Work required: Copy every line that contains the string "femininity" from the entries below.

Document page transcript entries:
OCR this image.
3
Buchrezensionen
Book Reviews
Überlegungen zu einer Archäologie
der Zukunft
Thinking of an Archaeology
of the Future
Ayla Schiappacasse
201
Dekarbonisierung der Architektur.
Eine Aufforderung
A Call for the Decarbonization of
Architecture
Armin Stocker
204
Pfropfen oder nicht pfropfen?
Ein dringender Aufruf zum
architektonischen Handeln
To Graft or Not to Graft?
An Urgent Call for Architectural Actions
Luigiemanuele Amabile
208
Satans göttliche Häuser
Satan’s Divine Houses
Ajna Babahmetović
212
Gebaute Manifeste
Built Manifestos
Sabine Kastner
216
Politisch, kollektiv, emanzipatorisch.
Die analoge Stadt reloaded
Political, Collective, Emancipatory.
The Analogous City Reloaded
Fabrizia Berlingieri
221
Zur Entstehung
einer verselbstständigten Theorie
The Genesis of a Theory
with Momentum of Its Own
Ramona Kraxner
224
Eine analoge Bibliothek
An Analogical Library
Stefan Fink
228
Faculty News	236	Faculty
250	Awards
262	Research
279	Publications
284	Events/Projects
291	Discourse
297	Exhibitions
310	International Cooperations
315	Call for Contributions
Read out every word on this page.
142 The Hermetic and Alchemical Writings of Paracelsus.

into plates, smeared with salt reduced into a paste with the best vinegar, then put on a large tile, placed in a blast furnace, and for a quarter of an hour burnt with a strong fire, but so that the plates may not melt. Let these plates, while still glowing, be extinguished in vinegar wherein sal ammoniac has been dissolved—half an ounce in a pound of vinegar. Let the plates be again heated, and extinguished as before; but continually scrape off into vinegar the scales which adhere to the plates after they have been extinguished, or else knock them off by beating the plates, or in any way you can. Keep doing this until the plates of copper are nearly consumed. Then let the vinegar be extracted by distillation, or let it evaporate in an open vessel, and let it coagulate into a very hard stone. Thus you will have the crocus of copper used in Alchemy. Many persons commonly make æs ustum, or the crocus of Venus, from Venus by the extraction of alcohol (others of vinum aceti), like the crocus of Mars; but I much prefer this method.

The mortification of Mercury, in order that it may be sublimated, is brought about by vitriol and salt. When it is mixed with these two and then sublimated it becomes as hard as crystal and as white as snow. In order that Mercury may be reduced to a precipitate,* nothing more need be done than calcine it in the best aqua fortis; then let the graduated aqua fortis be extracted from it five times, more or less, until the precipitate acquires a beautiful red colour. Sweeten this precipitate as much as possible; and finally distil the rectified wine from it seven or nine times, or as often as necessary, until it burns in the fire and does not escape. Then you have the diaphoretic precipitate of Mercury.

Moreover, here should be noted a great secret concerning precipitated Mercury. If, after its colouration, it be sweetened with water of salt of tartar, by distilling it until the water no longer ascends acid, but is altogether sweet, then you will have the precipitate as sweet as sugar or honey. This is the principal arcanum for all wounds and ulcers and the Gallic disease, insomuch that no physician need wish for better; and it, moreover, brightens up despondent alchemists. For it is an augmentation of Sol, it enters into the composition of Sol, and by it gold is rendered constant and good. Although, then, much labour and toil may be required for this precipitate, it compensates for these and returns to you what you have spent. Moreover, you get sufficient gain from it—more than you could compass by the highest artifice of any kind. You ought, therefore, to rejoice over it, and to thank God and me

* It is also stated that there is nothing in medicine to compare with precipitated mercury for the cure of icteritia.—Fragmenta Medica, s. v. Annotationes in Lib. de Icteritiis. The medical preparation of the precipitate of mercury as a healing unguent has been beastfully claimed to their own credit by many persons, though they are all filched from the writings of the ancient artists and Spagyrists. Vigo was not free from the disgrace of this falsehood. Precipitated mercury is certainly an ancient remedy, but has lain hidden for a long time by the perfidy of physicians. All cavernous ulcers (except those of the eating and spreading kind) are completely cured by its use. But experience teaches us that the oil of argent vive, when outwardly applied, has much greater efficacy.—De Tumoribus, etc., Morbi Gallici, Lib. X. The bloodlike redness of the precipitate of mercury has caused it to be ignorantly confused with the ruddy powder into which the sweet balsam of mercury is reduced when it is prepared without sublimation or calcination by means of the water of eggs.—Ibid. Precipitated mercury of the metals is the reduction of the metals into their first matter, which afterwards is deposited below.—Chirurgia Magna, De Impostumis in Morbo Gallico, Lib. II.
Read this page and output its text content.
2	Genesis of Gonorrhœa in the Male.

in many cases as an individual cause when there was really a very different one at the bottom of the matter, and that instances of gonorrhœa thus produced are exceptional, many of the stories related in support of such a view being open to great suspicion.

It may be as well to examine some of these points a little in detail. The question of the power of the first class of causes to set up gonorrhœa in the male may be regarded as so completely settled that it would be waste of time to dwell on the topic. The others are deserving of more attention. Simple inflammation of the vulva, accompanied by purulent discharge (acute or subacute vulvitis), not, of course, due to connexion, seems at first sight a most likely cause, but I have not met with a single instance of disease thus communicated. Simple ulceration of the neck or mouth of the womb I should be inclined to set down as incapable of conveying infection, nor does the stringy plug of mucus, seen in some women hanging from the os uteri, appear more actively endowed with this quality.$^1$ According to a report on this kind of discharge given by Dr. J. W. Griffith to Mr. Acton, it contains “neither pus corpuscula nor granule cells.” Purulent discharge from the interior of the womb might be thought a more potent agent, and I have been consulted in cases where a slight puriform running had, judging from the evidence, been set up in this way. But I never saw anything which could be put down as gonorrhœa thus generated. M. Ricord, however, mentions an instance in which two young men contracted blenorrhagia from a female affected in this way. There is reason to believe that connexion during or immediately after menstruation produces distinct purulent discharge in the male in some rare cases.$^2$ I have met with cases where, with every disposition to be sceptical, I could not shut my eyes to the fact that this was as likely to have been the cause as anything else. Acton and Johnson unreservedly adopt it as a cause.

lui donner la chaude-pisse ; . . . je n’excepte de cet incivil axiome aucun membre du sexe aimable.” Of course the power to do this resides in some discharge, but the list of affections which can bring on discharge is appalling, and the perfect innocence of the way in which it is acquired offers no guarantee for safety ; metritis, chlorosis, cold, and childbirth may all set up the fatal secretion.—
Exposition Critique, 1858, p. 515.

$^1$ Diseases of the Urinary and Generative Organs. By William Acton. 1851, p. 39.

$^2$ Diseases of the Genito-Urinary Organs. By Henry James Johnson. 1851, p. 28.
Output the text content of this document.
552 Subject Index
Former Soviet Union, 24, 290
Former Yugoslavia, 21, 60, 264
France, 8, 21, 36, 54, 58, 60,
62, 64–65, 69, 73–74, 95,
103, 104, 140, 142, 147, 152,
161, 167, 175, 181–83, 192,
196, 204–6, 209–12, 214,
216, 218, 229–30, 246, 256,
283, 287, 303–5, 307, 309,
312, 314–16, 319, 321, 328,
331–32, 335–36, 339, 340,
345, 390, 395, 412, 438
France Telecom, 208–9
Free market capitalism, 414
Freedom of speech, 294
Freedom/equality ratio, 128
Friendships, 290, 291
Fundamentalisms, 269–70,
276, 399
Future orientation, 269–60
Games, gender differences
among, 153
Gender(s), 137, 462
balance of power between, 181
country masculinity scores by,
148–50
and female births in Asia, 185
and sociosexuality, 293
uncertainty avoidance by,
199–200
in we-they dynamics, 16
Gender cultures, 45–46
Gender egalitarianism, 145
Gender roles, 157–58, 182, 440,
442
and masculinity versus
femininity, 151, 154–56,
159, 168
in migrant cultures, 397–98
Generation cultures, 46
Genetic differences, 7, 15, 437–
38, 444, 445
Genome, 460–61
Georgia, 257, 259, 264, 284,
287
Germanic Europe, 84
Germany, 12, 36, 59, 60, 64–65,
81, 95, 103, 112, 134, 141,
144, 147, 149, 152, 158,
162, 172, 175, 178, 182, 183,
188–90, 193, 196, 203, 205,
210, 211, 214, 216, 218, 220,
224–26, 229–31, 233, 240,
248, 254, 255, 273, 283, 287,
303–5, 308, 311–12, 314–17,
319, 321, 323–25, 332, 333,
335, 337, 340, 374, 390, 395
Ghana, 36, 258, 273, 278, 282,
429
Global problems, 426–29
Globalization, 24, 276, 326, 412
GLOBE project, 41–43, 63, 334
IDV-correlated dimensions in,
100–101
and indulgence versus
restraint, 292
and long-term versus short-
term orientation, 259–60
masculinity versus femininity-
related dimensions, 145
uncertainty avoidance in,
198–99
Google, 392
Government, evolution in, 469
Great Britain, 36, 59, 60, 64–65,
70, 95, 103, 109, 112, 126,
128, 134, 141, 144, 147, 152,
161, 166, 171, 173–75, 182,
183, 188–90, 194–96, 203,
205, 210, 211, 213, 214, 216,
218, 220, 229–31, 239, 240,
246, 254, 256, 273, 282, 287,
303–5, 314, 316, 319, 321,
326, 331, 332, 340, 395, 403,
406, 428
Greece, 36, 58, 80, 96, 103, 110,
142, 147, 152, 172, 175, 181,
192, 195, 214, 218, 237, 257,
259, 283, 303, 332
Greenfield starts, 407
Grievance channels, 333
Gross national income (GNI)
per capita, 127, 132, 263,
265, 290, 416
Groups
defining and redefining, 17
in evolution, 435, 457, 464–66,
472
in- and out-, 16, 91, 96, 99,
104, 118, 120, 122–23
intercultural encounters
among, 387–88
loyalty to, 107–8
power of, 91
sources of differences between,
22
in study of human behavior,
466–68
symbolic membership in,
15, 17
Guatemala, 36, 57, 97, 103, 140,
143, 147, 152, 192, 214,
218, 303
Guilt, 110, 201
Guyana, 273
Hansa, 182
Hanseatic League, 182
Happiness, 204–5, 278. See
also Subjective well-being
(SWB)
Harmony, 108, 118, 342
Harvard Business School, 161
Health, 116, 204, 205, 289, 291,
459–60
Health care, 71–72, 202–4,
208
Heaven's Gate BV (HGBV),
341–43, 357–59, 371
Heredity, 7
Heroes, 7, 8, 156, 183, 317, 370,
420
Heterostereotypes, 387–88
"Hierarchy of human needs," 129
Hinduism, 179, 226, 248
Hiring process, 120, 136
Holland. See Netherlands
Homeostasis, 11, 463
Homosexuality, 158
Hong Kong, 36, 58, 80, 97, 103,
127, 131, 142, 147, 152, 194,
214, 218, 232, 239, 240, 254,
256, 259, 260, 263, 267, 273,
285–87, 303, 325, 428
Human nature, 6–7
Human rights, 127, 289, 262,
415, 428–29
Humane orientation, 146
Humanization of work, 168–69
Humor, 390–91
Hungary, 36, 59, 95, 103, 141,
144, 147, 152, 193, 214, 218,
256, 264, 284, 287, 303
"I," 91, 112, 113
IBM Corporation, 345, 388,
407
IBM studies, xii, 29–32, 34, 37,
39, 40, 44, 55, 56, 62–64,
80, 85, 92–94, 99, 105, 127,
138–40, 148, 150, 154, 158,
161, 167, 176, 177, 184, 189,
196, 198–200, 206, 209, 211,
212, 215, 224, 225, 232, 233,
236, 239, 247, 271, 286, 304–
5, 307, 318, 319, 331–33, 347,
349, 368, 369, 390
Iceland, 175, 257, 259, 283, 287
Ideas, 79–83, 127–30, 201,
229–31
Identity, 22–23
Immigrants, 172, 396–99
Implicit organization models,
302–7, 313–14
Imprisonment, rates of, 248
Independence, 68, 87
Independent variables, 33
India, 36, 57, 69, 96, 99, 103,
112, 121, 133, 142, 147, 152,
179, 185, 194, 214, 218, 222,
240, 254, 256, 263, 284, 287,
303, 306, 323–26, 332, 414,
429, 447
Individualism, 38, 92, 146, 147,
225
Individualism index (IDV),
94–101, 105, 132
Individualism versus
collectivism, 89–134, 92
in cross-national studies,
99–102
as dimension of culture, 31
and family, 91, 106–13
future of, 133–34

Written solution:
femininity, 151, 154–56,
masculinity versus femininity-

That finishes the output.